- [Excerpted text]

----

On August 2, a New York Times headline read "When 81% Passing Suddenly Becomes 18%." The article was about changes in the evaluation of New York State standardized math tests. All of a sudden, students and schools that were passing with high marks were now failing. At one elementary school in Gravesend, Brooklyn, ten children who had been designated for the gifted program were now no longer gifted. Somehow their gifts had disappeared. Overall the school's reading scores were down twenty percent, which means that it will probably lose it's A rating. Citywide, reading scores were down a whopping 27% and math scores declined even more, by 28%. This is all happening at a time when principals and teachers are being evaluated for tenure, promotion, and bonuses based on student performance on standardized tests.

The biggest losers in the new ratings are the charter schools, the latest and great panacea for fixing all educational problems. At the Harlem Promise Academy, one of New York City's more prestigious charter schools, proficiency on the third grade math tests dropped off the precipice from 100% passing to only 56%. Charter schools had been outperforming traditional public schools in New York City on state tests. But they are now doing equally as bad on the state reading test and only slightly better in math. Statewide, charter school students perform worse than traditional public school students on both tests.

----

- [Exercise tasks]
1 > For the passage on New York test scores, say whether each statement agrees with it, and support each answer by quoting the deciding words of the passage. (a) Ten children at an elementary school in Gravesend were newly placed in the gifted program. (b) At the Harlem Promise Academy, third grade math proficiency fell to 56%. (c) Statewide, charter school students do better than traditional public school students on both tests.
2 > Quote the passage on New York test scores from "The biggest losers" down to "on both tests.".
The material after this point comes from a separate source.

----

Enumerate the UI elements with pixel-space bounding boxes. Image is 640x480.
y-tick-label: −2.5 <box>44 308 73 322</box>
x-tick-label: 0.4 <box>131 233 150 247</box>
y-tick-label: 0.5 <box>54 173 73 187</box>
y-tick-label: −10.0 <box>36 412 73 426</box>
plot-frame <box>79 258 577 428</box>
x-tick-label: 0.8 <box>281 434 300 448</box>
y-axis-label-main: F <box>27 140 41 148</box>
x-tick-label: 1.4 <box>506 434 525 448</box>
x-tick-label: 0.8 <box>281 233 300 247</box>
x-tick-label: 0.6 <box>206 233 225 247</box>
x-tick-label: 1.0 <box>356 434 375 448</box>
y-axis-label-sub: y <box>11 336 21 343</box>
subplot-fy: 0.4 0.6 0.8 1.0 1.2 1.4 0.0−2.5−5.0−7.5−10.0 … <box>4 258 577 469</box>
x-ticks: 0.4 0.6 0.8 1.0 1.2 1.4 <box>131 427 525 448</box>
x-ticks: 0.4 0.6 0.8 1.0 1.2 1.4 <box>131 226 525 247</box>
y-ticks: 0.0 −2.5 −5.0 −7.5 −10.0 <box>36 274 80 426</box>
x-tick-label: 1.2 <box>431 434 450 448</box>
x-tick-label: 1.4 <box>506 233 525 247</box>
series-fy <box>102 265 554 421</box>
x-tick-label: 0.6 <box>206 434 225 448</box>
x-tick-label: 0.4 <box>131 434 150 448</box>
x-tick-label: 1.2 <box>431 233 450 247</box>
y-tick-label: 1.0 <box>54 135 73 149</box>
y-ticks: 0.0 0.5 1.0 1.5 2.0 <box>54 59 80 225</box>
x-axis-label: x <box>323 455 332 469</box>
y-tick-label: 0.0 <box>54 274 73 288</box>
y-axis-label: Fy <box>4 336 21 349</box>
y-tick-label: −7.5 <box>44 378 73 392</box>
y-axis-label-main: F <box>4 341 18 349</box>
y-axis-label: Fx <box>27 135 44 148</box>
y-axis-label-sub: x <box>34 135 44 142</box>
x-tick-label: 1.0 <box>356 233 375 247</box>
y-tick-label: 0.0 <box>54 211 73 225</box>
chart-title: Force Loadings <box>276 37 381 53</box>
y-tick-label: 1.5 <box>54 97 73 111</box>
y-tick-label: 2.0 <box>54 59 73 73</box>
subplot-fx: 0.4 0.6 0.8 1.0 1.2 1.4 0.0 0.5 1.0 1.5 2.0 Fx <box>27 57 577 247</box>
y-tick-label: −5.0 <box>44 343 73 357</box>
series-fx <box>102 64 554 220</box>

----

- [Solutions]
1 >
(a) No: "ten children who had been designated for the gifted program were now no longer gifted."
(b) Yes: "proficiency on the third grade math tests dropped off the precipice from 100% passing to only 56%."
(c) No: "Statewide, charter school students perform worse than traditional public school students on both tests."

2 >
The biggest losers in the new ratings are the charter schools, the latest and great panacea for fixing all educational problems. At the Harlem Promise Academy, one of New York City's more prestigious charter schools, proficiency on the third grade math tests dropped off the precipice from 100% passing to only 56%. Charter schools had been outperforming traditional public schools in New York City on state tests. But they are now doing equally as bad on the state reading test and only slightly better in math. Statewide, charter school students perform worse than traditional public school students on both tests.